# [SHORT PROBLEM]
Your task is to give the data again, exactly, with every line intact.

###

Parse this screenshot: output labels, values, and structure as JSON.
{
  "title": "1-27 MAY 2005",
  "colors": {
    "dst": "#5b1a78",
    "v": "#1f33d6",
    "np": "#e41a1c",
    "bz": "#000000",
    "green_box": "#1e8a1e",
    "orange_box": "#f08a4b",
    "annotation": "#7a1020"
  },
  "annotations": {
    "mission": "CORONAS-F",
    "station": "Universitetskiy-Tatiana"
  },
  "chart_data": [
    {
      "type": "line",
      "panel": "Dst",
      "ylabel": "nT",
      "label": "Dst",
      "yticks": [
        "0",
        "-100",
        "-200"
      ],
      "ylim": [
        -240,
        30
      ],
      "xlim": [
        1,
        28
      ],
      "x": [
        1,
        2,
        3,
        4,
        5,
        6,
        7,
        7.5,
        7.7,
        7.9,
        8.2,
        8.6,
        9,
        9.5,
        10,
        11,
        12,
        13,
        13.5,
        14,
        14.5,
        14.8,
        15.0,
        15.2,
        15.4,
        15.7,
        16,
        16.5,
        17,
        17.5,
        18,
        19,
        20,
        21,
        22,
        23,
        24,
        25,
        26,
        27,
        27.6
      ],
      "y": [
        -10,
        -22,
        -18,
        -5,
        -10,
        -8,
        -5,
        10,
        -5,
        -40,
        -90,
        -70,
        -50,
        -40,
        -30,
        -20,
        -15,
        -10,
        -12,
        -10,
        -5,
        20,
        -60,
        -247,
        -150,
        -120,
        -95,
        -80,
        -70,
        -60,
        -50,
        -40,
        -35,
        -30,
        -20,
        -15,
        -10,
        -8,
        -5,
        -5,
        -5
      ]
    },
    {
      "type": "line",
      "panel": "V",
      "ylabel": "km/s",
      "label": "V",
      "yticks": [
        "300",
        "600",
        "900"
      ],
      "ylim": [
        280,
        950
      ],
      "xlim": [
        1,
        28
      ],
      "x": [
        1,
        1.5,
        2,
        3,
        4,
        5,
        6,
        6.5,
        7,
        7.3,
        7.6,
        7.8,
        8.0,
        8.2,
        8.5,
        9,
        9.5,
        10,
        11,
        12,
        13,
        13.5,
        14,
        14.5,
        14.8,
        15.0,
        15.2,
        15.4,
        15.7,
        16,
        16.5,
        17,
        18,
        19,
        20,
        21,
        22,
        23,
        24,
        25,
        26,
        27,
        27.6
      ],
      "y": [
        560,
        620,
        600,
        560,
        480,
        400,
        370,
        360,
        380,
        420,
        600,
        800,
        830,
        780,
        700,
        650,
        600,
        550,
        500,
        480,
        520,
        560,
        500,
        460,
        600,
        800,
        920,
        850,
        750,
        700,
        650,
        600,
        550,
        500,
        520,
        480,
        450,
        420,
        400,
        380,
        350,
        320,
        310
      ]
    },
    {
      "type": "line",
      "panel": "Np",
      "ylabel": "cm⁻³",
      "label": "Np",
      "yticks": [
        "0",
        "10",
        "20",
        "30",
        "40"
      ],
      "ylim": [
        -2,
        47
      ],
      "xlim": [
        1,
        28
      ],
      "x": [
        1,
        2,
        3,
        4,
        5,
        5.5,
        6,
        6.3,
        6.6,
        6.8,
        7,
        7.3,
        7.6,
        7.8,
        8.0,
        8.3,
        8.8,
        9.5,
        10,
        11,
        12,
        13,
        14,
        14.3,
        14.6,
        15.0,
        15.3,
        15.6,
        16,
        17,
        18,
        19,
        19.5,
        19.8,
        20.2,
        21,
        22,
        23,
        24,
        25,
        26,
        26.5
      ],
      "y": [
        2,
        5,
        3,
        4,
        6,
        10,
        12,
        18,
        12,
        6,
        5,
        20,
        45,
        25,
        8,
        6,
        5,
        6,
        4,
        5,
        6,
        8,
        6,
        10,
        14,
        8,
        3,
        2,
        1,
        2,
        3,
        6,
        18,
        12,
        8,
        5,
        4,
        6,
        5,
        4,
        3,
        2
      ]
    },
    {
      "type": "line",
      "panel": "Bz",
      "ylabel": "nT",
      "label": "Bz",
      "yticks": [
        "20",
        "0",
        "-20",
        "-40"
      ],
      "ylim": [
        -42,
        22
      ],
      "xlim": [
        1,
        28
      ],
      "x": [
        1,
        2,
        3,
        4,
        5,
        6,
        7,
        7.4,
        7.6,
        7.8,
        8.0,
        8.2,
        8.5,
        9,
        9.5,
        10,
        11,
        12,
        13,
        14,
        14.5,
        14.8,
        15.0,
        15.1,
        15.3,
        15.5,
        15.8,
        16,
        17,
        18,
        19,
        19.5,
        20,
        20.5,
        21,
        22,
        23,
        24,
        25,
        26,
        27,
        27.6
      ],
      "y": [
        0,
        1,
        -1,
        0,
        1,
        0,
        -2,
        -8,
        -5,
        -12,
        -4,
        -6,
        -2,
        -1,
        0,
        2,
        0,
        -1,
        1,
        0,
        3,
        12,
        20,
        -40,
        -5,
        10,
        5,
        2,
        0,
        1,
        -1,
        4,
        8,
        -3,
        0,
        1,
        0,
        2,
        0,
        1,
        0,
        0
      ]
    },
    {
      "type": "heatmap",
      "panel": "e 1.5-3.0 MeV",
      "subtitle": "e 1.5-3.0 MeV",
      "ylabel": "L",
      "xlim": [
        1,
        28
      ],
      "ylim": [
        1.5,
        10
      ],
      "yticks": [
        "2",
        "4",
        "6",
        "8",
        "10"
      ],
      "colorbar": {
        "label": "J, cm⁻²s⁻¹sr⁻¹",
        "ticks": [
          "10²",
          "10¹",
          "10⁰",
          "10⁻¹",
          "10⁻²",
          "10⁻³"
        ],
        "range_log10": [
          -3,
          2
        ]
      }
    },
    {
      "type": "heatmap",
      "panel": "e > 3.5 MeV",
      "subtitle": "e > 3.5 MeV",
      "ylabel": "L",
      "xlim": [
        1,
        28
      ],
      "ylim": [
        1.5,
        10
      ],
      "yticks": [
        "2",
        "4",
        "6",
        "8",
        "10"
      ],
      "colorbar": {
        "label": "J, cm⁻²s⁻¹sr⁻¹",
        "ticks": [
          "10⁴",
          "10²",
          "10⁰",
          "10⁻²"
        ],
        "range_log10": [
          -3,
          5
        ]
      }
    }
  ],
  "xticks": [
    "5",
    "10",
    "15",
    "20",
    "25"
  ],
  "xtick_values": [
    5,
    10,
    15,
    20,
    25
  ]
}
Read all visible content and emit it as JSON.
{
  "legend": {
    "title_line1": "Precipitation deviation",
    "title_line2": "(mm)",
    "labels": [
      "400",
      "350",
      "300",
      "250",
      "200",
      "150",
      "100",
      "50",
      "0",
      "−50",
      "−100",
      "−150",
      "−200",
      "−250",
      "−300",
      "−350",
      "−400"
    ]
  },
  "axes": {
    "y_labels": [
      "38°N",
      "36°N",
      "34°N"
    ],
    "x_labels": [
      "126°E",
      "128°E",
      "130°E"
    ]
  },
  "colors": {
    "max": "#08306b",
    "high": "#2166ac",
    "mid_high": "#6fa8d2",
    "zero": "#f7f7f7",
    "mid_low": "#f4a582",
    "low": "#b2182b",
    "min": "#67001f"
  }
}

###

# [RESPONSE]
Parse this screenshot: output labels, values, and structure as JSON.
{
  "title": "1-27 MAY 2005",
  "colors": {
    "dst": "#5b1a78",
    "v": "#1f33d6",
    "np": "#e41a1c",
    "bz": "#000000",
    "green_box": "#1e8a1e",
    "orange_box": "#f08a4b",
    "annotation": "#7a1020"
  },
  "annotations": {
    "mission": "CORONAS-F",
    "station": "Universitetskiy-Tatiana"
  },
  "chart_data": [
    {
      "type": "line",
      "panel": "Dst",
      "ylabel": "nT",
      "label": "Dst",
      "yticks": [
        "0",
        "-100",
        "-200"
      ],
      "ylim": [
        -240,
        30
      ],
      "xlim": [
        1,
        28
      ],
      "x": [
        1,
        2,
        3,
        4,
        5,
        6,
        7,
        7.5,
        7.7,
        7.9,
        8.2,
        8.6,
        9,
        9.5,
        10,
        11,
        12,
        13,
        13.5,
        14,
        14.5,
        14.8,
        15.0,
        15.2,
        15.4,
        15.7,
        16,
        16.5,
        17,
        17.5,
        18,
        19,
        20,
        21,
        22,
        23,
        24,
        25,
        26,
        27,
        27.6
      ],
      "y": [
        -10,
        -22,
        -18,
        -5,
        -10,
        -8,
        -5,
        10,
        -5,
        -40,
        -90,
        -70,
        -50,
        -40,
        -30,
        -20,
        -15,
        -10,
        -12,
        -10,
        -5,
        20,
        -60,
        -247,
        -150,
        -120,
        -95,
        -80,
        -70,
        -60,
        -50,
        -40,
        -35,
        -30,
        -20,
        -15,
        -10,
        -8,
        -5,
        -5,
        -5
      ]
    },
    {
      "type": "line",
      "panel": "V",
      "ylabel": "km/s",
      "label": "V",
      "yticks": [
        "300",
        "600",
        "900"
      ],
      "ylim": [
        280,
        950
      ],
      "xlim": [
        1,
        28
      ],
      "x": [
        1,
        1.5,
        2,
        3,
        4,
        5,
        6,
        6.5,
        7,
        7.3,
        7.6,
        7.8,
        8.0,
        8.2,
        8.5,
        9,
        9.5,
        10,
        11,
        12,
        13,
        13.5,
        14,
        14.5,
        14.8,
        15.0,
        15.2,
        15.4,
        15.7,
        16,
        16.5,
        17,
        18,
        19,
        20,
        21,
        22,
        23,
        24,
        25,
        26,
        27,
        27.6
      ],
      "y": [
        560,
        620,
        600,
        560,
        480,
        400,
        370,
        360,
        380,
        420,
        600,
        800,
        830,
        780,
        700,
        650,
        600,
        550,
        500,
        480,
        520,
        560,
        500,
        460,
        600,
        800,
        920,
        850,
        750,
        700,
        650,
        600,
        550,
        500,
        520,
        480,
        450,
        420,
        400,
        380,
        350,
        320,
        310
      ]
    },
    {
      "type": "line",
      "panel": "Np",
      "ylabel": "cm⁻³",
      "label": "Np",
      "yticks": [
        "0",
        "10",
        "20",
        "30",
        "40"
      ],
      "ylim": [
        -2,
        47
      ],
      "xlim": [
        1,
        28
      ],
      "x": [
        1,
        2,
        3,
        4,
        5,
        5.5,
        6,
        6.3,
        6.6,
        6.8,
        7,
        7.3,
        7.6,
        7.8,
        8.0,
        8.3,
        8.8,
        9.5,
        10,
        11,
        12,
        13,
        14,
        14.3,
        14.6,
        15.0,
        15.3,
        15.6,
        16,
        17,
        18,
        19,
        19.5,
        19.8,
        20.2,
        21,
        22,
        23,
        24,
        25,
        26,
        26.5
      ],
      "y": [
        2,
        5,
        3,
        4,
        6,
        10,
        12,
        18,
        12,
        6,
        5,
        20,
        45,
        25,
        8,
        6,
        5,
        6,
        4,
        5,
        6,
        8,
        6,
        10,
        14,
        8,
        3,
        2,
        1,
        2,
        3,
        6,
        18,
        12,
        8,
        5,
        4,
        6,
        5,
        4,
        3,
        2
      ]
    },
    {
      "type": "line",
      "panel": "Bz",
      "ylabel": "nT",
      "label": "Bz",
      "yticks": [
        "20",
        "0",
        "-20",
        "-40"
      ],
      "ylim": [
        -42,
        22
      ],
      "xlim": [
        1,
        28
      ],
      "x": [
        1,
        2,
        3,
        4,
        5,
        6,
        7,
        7.4,
        7.6,
        7.8,
        8.0,
        8.2,
        8.5,
        9,
        9.5,
        10,
        11,
        12,
        13,
        14,
        14.5,
        14.8,
        15.0,
        15.1,
        15.3,
        15.5,
        15.8,
        16,
        17,
        18,
        19,
        19.5,
        20,
        20.5,
        21,
        22,
        23,
        24,
        25,
        26,
        27,
        27.6
      ],
      "y": [
        0,
        1,
        -1,
        0,
        1,
        0,
        -2,
        -8,
        -5,
        -12,
        -4,
        -6,
        -2,
        -1,
        0,
        2,
        0,
        -1,
        1,
        0,
        3,
        12,
        20,
        -40,
        -5,
        10,
        5,
        2,
        0,
        1,
        -1,
        4,
        8,
        -3,
        0,
        1,
        0,
        2,
        0,
        1,
        0,
        0
      ]
    },
    {
      "type": "heatmap",
      "panel": "e 1.5-3.0 MeV",
      "subtitle": "e 1.5-3.0 MeV",
      "ylabel": "L",
      "xlim": [
        1,
        28
      ],
      "ylim": [
        1.5,
        10
      ],
      "yticks": [
        "2",
        "4",
        "6",
        "8",
        "10"
      ],
      "colorbar": {
        "label": "J, cm⁻²s⁻¹sr⁻¹",
        "ticks": [
          "10²",
          "10¹",
          "10⁰",
          "10⁻¹",
          "10⁻²",
          "10⁻³"
        ],
        "range_log10": [
          -3,
          2
        ]
      }
    },
    {
      "type": "heatmap",
      "panel": "e > 3.5 MeV",
      "subtitle": "e > 3.5 MeV",
      "ylabel": "L",
      "xlim": [
        1,
        28
      ],
      "ylim": [
        1.5,
        10
      ],
      "yticks": [
        "2",
        "4",
        "6",
        "8",
        "10"
      ],
      "colorbar": {
        "label": "J, cm⁻²s⁻¹sr⁻¹",
        "ticks": [
          "10⁴",
          "10²",
          "10⁰",
          "10⁻²"
        ],
        "range_log10": [
          -3,
          5
        ]
      }
    }
  ],
  "xticks": [
    "5",
    "10",
    "15",
    "20",
    "25"
  ],
  "xtick_values": [
    5,
    10,
    15,
    20,
    25
  ]
}
Read all visible content and emit it as JSON.
{
  "legend": {
    "title_line1": "Precipitation deviation",
    "title_line2": "(mm)",
    "labels": [
      "400",
      "350",
      "300",
      "250",
      "200",
      "150",
      "100",
      "50",
      "0",
      "−50",
      "−100",
      "−150",
      "−200",
      "−250",
      "−300",
      "−350",
      "−400"
    ]
  },
  "axes": {
    "y_labels": [
      "38°N",
      "36°N",
      "34°N"
    ],
    "x_labels": [
      "126°E",
      "128°E",
      "130°E"
    ]
  },
  "colors": {
    "max": "#08306b",
    "high": "#2166ac",
    "mid_high": "#6fa8d2",
    "zero": "#f7f7f7",
    "mid_low": "#f4a582",
    "low": "#b2182b",
    "min": "#67001f"
  }
}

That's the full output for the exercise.